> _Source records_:

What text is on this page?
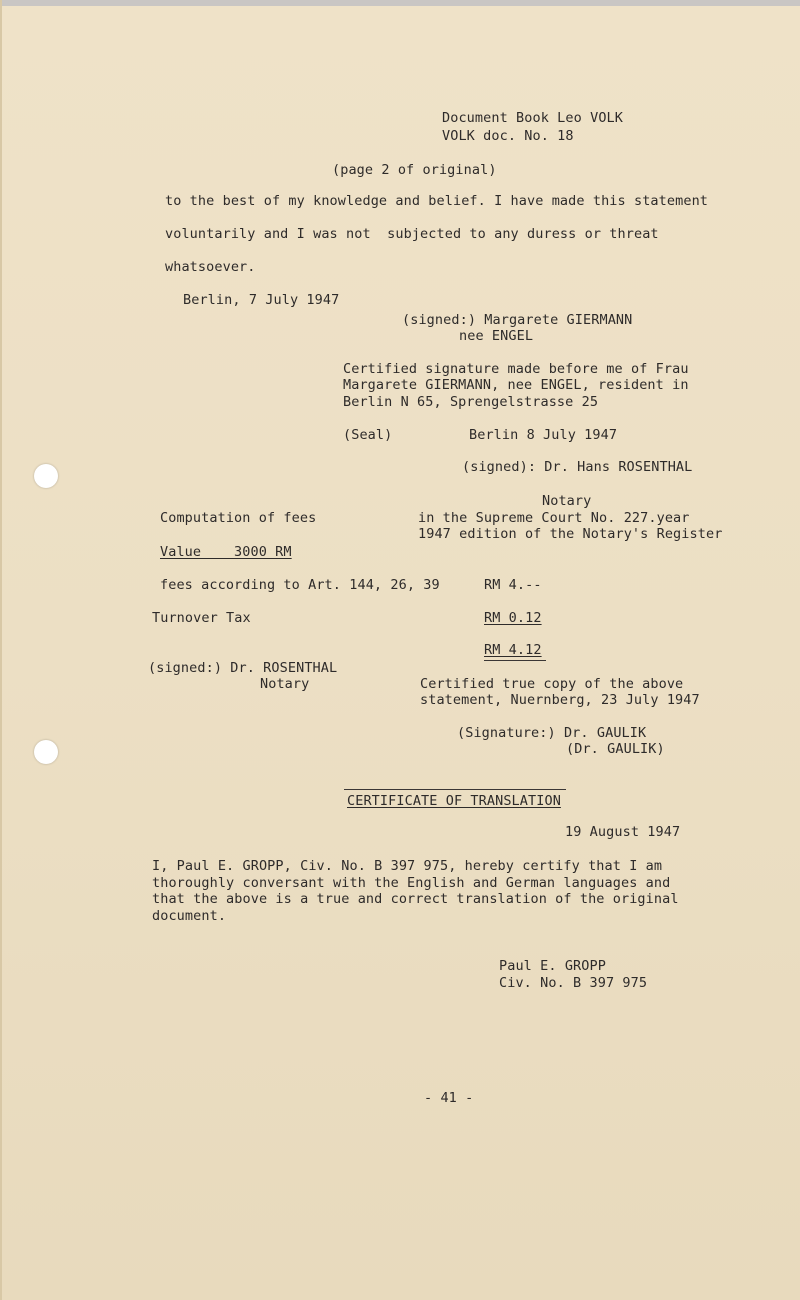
Document Book Leo VOLK
VOLK doc. No. 18
(page 2 of original)
to the best of my knowledge and belief. I have made this statement
voluntarily and I was not  subjected to any duress or threat
whatsoever.
Berlin, 7 July 1947
(signed:) Margarete GIERMANN
nee ENGEL
Certified signature made before me of Frau
Margarete GIERMANN, nee ENGEL, resident in
Berlin N 65, Sprengelstrasse 25
(Seal)	Berlin 8 July 1947
(signed): Dr. Hans ROSENTHAL
Notary
in the Supreme Court No. 227.year
1947 edition of the Notary's Register
Computation of fees
Value    3000 RM
fees according to Art. 144, 26, 39	RM 4.--
Turnover Tax	RM 0.12
RM 4.12
(signed:) Dr. ROSENTHAL
Notary	Certified true copy of the above
statement, Nuernberg, 23 July 1947
(Signature:) Dr. GAULIK
(Dr. GAULIK)
CERTIFICATE OF TRANSLATION
19 August 1947
I, Paul E. GROPP, Civ. No. B 397 975, hereby certify that I am
thoroughly conversant with the English and German languages and
that the above is a true and correct translation of the original
document.
Paul E. GROPP
Civ. No. B 397 975
- 41 -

> _PROBLEM DESCRIPTION_: Which lines in the listing above hold the word "Margarete"? Show each of them.

> _WRITTEN ANSWER_:
(signed:) Margarete GIERMANN
Margarete GIERMANN, nee ENGEL, resident in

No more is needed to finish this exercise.